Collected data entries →
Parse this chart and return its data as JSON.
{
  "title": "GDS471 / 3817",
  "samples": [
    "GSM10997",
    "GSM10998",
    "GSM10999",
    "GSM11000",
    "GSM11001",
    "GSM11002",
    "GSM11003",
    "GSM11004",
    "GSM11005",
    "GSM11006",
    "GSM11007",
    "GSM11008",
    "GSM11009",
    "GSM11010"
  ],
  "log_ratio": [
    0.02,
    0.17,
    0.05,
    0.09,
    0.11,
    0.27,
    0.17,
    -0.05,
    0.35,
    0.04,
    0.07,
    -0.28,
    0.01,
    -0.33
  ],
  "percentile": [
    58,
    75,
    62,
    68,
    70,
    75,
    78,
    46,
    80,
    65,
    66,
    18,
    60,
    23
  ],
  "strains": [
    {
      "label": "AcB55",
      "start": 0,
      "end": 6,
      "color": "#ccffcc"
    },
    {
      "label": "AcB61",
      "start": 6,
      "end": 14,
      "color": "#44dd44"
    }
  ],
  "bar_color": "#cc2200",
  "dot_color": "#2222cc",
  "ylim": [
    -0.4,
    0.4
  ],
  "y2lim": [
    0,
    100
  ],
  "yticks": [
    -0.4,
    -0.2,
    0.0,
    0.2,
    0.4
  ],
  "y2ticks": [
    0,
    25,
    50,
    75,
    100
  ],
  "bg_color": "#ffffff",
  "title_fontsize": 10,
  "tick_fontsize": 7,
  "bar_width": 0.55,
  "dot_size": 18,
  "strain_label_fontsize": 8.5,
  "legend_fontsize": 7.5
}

REQUIREMENT →
Reproduce the entries above in full by retyping them exactly.

REPLY TO THE EXERCISE →
Parse this chart and return its data as JSON.
{
  "title": "GDS471 / 3817",
  "samples": [
    "GSM10997",
    "GSM10998",
    "GSM10999",
    "GSM11000",
    "GSM11001",
    "GSM11002",
    "GSM11003",
    "GSM11004",
    "GSM11005",
    "GSM11006",
    "GSM11007",
    "GSM11008",
    "GSM11009",
    "GSM11010"
  ],
  "log_ratio": [
    0.02,
    0.17,
    0.05,
    0.09,
    0.11,
    0.27,
    0.17,
    -0.05,
    0.35,
    0.04,
    0.07,
    -0.28,
    0.01,
    -0.33
  ],
  "percentile": [
    58,
    75,
    62,
    68,
    70,
    75,
    78,
    46,
    80,
    65,
    66,
    18,
    60,
    23
  ],
  "strains": [
    {
      "label": "AcB55",
      "start": 0,
      "end": 6,
      "color": "#ccffcc"
    },
    {
      "label": "AcB61",
      "start": 6,
      "end": 14,
      "color": "#44dd44"
    }
  ],
  "bar_color": "#cc2200",
  "dot_color": "#2222cc",
  "ylim": [
    -0.4,
    0.4
  ],
  "y2lim": [
    0,
    100
  ],
  "yticks": [
    -0.4,
    -0.2,
    0.0,
    0.2,
    0.4
  ],
  "y2ticks": [
    0,
    25,
    50,
    75,
    100
  ],
  "bg_color": "#ffffff",
  "title_fontsize": 10,
  "tick_fontsize": 7,
  "bar_width": 0.55,
  "dot_size": 18,
  "strain_label_fontsize": 8.5,
  "legend_fontsize": 7.5
}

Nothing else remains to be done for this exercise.